§ AIM OF THE TASK
Lines containing the string "Game" are to be counted. Write only how many there are.

§ DATASET ROWS
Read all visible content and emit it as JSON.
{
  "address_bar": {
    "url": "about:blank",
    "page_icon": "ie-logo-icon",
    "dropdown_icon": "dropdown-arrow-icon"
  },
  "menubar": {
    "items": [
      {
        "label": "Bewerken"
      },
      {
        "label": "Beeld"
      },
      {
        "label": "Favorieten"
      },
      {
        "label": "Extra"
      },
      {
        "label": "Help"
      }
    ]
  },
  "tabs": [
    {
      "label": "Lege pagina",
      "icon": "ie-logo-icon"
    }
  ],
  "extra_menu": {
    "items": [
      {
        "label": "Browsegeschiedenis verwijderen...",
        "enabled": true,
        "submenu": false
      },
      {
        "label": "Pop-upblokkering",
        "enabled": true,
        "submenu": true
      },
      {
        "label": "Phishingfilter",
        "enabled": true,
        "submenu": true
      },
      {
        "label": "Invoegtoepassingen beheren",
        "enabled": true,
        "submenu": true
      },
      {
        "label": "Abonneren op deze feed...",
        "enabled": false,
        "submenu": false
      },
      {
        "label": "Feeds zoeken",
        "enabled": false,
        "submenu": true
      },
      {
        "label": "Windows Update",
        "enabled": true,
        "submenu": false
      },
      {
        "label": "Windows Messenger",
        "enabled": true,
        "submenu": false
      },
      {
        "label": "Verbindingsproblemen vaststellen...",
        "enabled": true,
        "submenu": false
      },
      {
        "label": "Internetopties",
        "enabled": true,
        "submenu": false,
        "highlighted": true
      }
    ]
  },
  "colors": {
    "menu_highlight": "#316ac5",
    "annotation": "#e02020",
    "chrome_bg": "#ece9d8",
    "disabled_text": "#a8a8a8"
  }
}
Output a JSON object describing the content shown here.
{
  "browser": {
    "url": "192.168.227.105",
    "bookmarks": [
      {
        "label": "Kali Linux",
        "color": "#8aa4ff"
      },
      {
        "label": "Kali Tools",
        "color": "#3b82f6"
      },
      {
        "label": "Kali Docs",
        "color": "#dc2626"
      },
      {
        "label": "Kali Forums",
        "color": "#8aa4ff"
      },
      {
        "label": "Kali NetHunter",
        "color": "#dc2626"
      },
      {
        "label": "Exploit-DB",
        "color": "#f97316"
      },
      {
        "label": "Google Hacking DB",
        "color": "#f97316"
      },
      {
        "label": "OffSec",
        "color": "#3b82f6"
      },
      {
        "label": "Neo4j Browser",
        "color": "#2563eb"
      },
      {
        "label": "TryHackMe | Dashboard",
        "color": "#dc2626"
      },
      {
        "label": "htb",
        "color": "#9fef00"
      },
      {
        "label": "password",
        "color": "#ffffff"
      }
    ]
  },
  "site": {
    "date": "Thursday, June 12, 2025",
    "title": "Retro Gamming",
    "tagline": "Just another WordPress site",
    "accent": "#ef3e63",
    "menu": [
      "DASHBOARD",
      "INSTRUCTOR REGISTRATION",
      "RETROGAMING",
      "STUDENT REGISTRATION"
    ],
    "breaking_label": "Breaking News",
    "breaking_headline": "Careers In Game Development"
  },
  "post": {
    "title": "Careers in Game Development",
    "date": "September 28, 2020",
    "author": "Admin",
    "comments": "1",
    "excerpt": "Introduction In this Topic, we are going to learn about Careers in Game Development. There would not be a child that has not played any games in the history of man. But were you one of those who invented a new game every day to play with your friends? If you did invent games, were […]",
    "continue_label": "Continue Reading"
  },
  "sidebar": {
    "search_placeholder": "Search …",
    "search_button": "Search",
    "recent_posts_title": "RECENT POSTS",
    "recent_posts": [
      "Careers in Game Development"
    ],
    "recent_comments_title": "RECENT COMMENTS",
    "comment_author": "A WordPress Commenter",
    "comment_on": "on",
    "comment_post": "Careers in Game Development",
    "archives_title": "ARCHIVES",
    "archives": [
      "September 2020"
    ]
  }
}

§ CORRECT RESPONSE
5